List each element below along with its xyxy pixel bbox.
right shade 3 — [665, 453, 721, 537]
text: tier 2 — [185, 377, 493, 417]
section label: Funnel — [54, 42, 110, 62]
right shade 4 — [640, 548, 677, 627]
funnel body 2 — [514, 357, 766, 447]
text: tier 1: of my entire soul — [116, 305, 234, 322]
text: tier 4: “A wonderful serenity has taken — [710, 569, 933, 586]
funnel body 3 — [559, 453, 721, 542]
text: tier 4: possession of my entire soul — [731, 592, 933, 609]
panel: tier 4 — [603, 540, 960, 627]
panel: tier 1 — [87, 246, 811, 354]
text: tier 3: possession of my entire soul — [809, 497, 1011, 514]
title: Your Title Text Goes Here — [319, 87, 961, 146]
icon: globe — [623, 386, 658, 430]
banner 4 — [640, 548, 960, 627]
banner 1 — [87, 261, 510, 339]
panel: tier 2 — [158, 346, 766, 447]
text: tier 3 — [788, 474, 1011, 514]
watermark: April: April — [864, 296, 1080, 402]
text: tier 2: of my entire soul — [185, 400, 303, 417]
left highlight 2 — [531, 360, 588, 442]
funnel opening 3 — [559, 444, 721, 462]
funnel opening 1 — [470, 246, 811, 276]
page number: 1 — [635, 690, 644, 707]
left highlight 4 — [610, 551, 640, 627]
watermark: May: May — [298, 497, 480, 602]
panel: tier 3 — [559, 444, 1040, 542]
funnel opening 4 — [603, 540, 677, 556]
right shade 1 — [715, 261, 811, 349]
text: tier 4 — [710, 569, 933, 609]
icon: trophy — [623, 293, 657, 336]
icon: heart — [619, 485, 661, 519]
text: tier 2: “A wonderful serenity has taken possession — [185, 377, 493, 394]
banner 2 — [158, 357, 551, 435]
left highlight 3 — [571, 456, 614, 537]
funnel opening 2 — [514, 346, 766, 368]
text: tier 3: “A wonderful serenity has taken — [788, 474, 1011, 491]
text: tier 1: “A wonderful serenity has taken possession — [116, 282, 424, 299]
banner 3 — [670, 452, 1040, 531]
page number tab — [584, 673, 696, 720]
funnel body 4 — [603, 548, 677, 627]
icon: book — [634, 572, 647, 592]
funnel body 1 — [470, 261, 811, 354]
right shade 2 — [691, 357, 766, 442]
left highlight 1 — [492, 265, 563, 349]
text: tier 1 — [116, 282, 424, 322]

+-------+

# Written task
Rewrite the lines from the first one through the line containing "text: tier 3: possession", changing "shade" to "shadow" and leaving everything else as it is.

# Written answer
List each element below along with its xyxy pixel bbox.
right shadow 3 — [665, 453, 721, 537]
text: tier 2 — [185, 377, 493, 417]
section label: Funnel — [54, 42, 110, 62]
right shadow 4 — [640, 548, 677, 627]
funnel body 2 — [514, 357, 766, 447]
text: tier 1: of my entire soul — [116, 305, 234, 322]
text: tier 4: “A wonderful serenity has taken — [710, 569, 933, 586]
funnel body 3 — [559, 453, 721, 542]
text: tier 4: possession of my entire soul — [731, 592, 933, 609]
panel: tier 4 — [603, 540, 960, 627]
panel: tier 1 — [87, 246, 811, 354]
text: tier 3: possession of my entire soul — [809, 497, 1011, 514]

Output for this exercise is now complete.